- [Texte à examiner]:
****************

21.4336 · Motion · 2021-10-19
Département de justice et police
Rapport sur l'état d'avancement est disponible
Wortlaut
Le Conseil fédéral est chargé d'élaborer les bases légales qui permettront d'inscrire la notion de " justice restaurative " dans le CPP, en tenant compte des motifs d'exemption de peine visés aux art. 52 ss CP.
Antrag des Bundesrates
Le Conseil fédéral propose de rejeter la motion.
Stellungnahme des Bundesrates
Le Conseil fédéral n'est pas, par principe, contre l'idée de mettre fin aux procédures pénales par consentement mutuel dans certaines conditions et d'encourager la réconciliation entre auteurs et victimes.
Cette façon d'appréhender les infractions constitue toutefois une innovation si importante qu'il n'est pas possible, au sens du Conseil fédéral, d'élaborer rapidement une réglementation cohérente sans procéder au préalable à des travaux préparatoires approfondis. Il faudrait commencer par dresser un état des lieux exhaustif et ouvrir une vaste discussion au sein de la population et du monde politique.

****************

- [Données fournies]:

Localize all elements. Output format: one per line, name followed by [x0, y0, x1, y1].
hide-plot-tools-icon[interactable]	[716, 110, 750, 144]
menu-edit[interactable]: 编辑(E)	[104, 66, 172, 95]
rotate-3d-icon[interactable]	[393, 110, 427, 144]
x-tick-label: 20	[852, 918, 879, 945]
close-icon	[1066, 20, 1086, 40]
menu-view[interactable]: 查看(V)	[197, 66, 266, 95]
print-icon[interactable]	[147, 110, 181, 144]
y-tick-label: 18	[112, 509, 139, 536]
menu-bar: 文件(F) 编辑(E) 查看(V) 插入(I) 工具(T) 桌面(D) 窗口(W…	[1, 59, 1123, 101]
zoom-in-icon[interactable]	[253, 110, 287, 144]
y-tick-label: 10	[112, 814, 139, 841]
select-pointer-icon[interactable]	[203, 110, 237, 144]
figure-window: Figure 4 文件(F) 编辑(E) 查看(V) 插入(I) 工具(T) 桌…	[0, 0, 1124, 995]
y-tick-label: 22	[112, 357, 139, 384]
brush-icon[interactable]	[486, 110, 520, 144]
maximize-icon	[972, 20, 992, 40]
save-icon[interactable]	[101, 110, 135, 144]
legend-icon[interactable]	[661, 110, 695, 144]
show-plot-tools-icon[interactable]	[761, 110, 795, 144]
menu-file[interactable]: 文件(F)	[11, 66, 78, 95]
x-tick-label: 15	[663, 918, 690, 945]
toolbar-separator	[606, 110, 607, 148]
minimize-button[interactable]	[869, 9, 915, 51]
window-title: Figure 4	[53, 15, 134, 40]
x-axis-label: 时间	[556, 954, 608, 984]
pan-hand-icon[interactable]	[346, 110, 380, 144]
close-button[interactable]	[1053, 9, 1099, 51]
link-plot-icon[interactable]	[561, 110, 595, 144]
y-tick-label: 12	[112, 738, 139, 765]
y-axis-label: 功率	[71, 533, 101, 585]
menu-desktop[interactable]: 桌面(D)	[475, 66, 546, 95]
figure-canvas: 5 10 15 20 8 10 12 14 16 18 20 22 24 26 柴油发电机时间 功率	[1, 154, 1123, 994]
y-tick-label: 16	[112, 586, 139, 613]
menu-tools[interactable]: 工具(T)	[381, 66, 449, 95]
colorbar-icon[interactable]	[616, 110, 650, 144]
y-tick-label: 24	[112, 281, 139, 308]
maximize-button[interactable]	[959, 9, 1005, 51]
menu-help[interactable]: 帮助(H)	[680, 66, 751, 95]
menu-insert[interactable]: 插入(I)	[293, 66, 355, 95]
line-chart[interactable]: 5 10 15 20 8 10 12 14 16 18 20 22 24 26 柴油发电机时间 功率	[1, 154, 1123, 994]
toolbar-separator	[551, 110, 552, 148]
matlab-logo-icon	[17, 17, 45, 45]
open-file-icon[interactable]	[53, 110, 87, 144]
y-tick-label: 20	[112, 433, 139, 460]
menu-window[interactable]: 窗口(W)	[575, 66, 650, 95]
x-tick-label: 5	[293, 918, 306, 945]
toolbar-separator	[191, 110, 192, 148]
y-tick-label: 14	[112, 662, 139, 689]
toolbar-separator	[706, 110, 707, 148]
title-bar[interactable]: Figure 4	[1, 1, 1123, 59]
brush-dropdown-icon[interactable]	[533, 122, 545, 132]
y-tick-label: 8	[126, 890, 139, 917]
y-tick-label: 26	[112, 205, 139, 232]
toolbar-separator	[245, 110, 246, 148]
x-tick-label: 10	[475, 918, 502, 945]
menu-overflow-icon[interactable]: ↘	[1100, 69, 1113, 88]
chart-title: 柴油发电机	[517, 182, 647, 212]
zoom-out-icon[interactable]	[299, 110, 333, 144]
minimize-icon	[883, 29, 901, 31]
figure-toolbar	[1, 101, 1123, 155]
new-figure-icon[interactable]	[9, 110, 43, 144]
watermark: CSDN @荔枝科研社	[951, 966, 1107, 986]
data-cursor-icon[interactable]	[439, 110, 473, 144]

****************

- [Consignes de l'exercice]:
a - Dans le texte sur la justice restaurative, que propose le Conseil fédéral au sujet de la motion ?
b - Poursuivez le texte sur la justice restaurative en reprenant après sa dernière phrase.
Les lignes n'ont aucun lien avec le texte sur la justice restaurative.

- [Réponses par point]:
a - Le Conseil fédéral propose de rejeter la motion.

b -
Des questions délicates, voire fondamentales, devraient être réglées en fonction de la forme qu'adopterait la justice restaurative, par exemple : pourrait-on recourir à la justice restaurative pour toutes les infractions, même les plus graves ? Si oui, comment la justice restaurative s'articulerait-elle avec le mandat pénal de l'État ? Dans quelle mesure les victimes risqueraient-elles d'être poussées à opter pour la justice restaurative ?
Dans un tel contexte, le Conseil fédéral préfèrerait examiner la thématique de manière approfondie dans le cadre d'un postulat. Cet examen pourrait selon lui être réalisé en exécution du postulat 18.4063 (Mazzone. Intégration de la justice restaurative dans notre législation, un progrès nécessaire) que le Conseil national n'a pas classé (BO 2021 N 636) lors des débats sur l'objet 19.048 (Code de procédure pénale. Modification). Il convient par conséquent de rejeter la motion.
Si le conseil prioritaire adopte la motion contrairement à la proposition du Conseil fédéral, celui-ci demanderait au second conseil de modifier le texte de la motion pour en faire en un mandat d'examen.
Le Conseil fédéral propose de rejeter la motion.